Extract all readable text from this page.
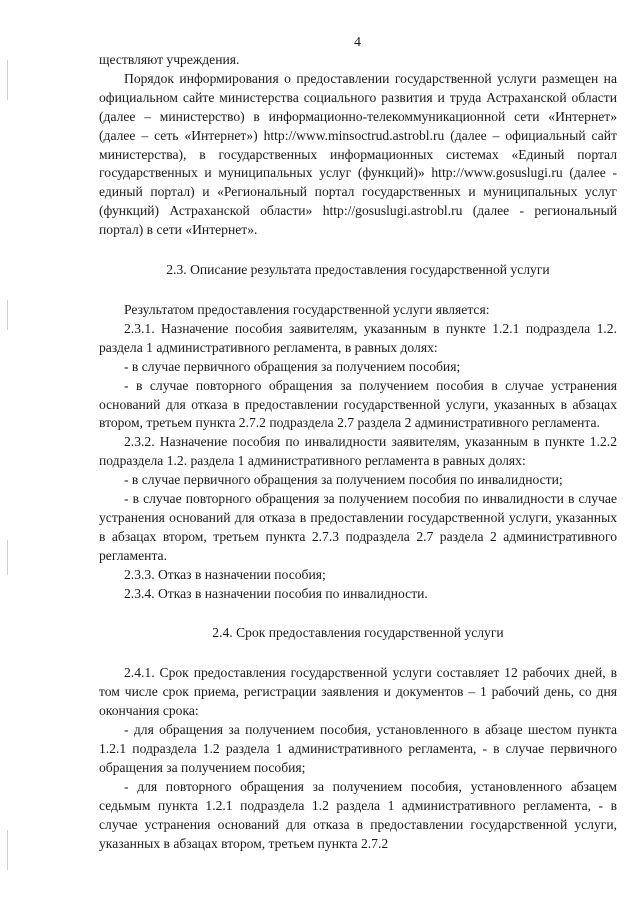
4

ществляют учреждения.

Порядок информирования о предоставлении государственной услуги размещен на официальном сайте министерства социального развития и труда Астраханской области (далее – министерство) в информационно-телекоммуникационной сети «Интернет» (далее – сеть «Интернет») http://www.minsoctrud.astrobl.ru (далее – официальный сайт министерства), в государственных информационных системах «Единый портал государственных и муниципальных услуг (функций)» http://www.gosuslugi.ru (далее - единый портал) и «Региональный портал государственных и муниципальных услуг (функций) Астраханской области» http://gosuslugi.astrobl.ru (далее - региональный портал) в сети «Интернет».

2.3. Описание результата предоставления государственной услуги

Результатом предоставления государственной услуги является:

2.3.1. Назначение пособия заявителям, указанным в пункте 1.2.1 подраздела 1.2. раздела 1 административного регламента, в равных долях:

- в случае первичного обращения за получением пособия;

- в случае повторного обращения за получением пособия в случае устранения оснований для отказа в предоставлении государственной услуги, указанных в абзацах втором, третьем пункта 2.7.2 подраздела 2.7 раздела 2 административного регламента.

2.3.2. Назначение пособия по инвалидности заявителям, указанным в пункте 1.2.2 подраздела 1.2. раздела 1 административного регламента в равных долях:

- в случае первичного обращения за получением пособия по инвалидности;

- в случае повторного обращения за получением пособия по инвалидности в случае устранения оснований для отказа в предоставлении государственной услуги, указанных в абзацах втором, третьем пункта 2.7.3 подраздела 2.7 раздела 2 административного регламента.

2.3.3. Отказ в назначении пособия;

2.3.4. Отказ в назначении пособия по инвалидности.

2.4. Срок предоставления государственной услуги

2.4.1. Срок предоставления государственной услуги составляет 12 рабочих дней, в том числе срок приема, регистрации заявления и документов – 1 рабочий день, со дня окончания срока:

- для обращения за получением пособия, установленного в абзаце шестом пункта 1.2.1 подраздела 1.2 раздела 1 административного регламента, - в случае первичного обращения за получением пособия;

- для повторного обращения за получением пособия, установленного абзацем седьмым пункта 1.2.1 подраздела 1.2 раздела 1 административного регламента, - в случае устранения оснований для отказа в предоставлении государственной услуги, указанных в абзацах втором, третьем пункта 2.7.2
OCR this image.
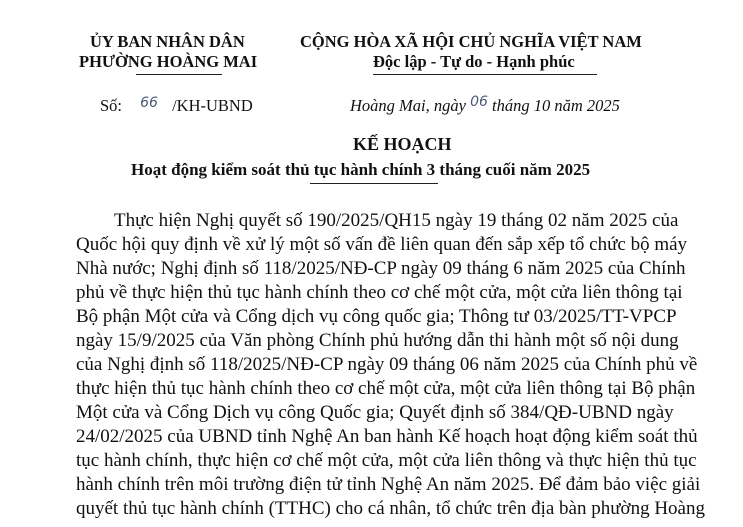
ỦY BAN NHÂN DÂN
PHƯỜNG HOÀNG MAI
CỘNG HÒA XÃ HỘI CHỦ NGHĨA VIỆT NAM
Độc lập - Tự do - Hạnh phúc
Số: $^{66}$ /KH-UBND	Hoàng Mai, ngày $^{06}$ tháng 10 năm 2025
KẾ HOẠCH
Hoạt động kiểm soát thủ tục hành chính 3 tháng cuối năm 2025
Thực hiện Nghị quyết số 190/2025/QH15 ngày 19 tháng 02 năm 2025 của
Quốc hội quy định về xử lý một số vấn đề liên quan đến sắp xếp tổ chức bộ máy
Nhà nước; Nghị định số 118/2025/NĐ-CP ngày 09 tháng 6 năm 2025 của Chính
phủ về thực hiện thủ tục hành chính theo cơ chế một cửa, một cửa liên thông tại
Bộ phận Một cửa và Cổng dịch vụ công quốc gia; Thông tư 03/2025/TT-VPCP
ngày 15/9/2025 của Văn phòng Chính phủ hướng dẫn thi hành một số nội dung
của Nghị định số 118/2025/NĐ-CP ngày 09 tháng 06 năm 2025 của Chính phủ về
thực hiện thủ tục hành chính theo cơ chế một cửa, một cửa liên thông tại Bộ phận
Một cửa và Cổng Dịch vụ công Quốc gia; Quyết định số 384/QĐ-UBND ngày
24/02/2025 của UBND tỉnh Nghệ An ban hành Kế hoạch hoạt động kiểm soát thủ
tục hành chính, thực hiện cơ chế một cửa, một cửa liên thông và thực hiện thủ tục
hành chính trên môi trường điện tử tỉnh Nghệ An năm 2025. Để đảm bảo việc giải
quyết thủ tục hành chính (TTHC) cho cá nhân, tổ chức trên địa bàn phường Hoàng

************

**Task goal**
Identify each line of the material where the word "втором" shows up, and copy it.

**The solution**
- в случае повторного обращения за получением пособия в случае устранения оснований для отказа в предоставлении государственной услуги, указанных в абзацах втором, третьем пункта 2.7.2 подраздела 2.7 раздела 2 административного регламента.
- в случае повторного обращения за получением пособия по инвалидности в случае устранения оснований для отказа в предоставлении государственной услуги, указанных в абзацах втором, третьем пункта 2.7.3 подраздела 2.7 раздела 2 административного регламента.
- для повторного обращения за получением пособия, установленного абзацем седьмым пункта 1.2.1 подраздела 1.2 раздела 1 административного регламента, - в случае устранения оснований для отказа в предоставлении государственной услуги, указанных в абзацах втором, третьем пункта 2.7.2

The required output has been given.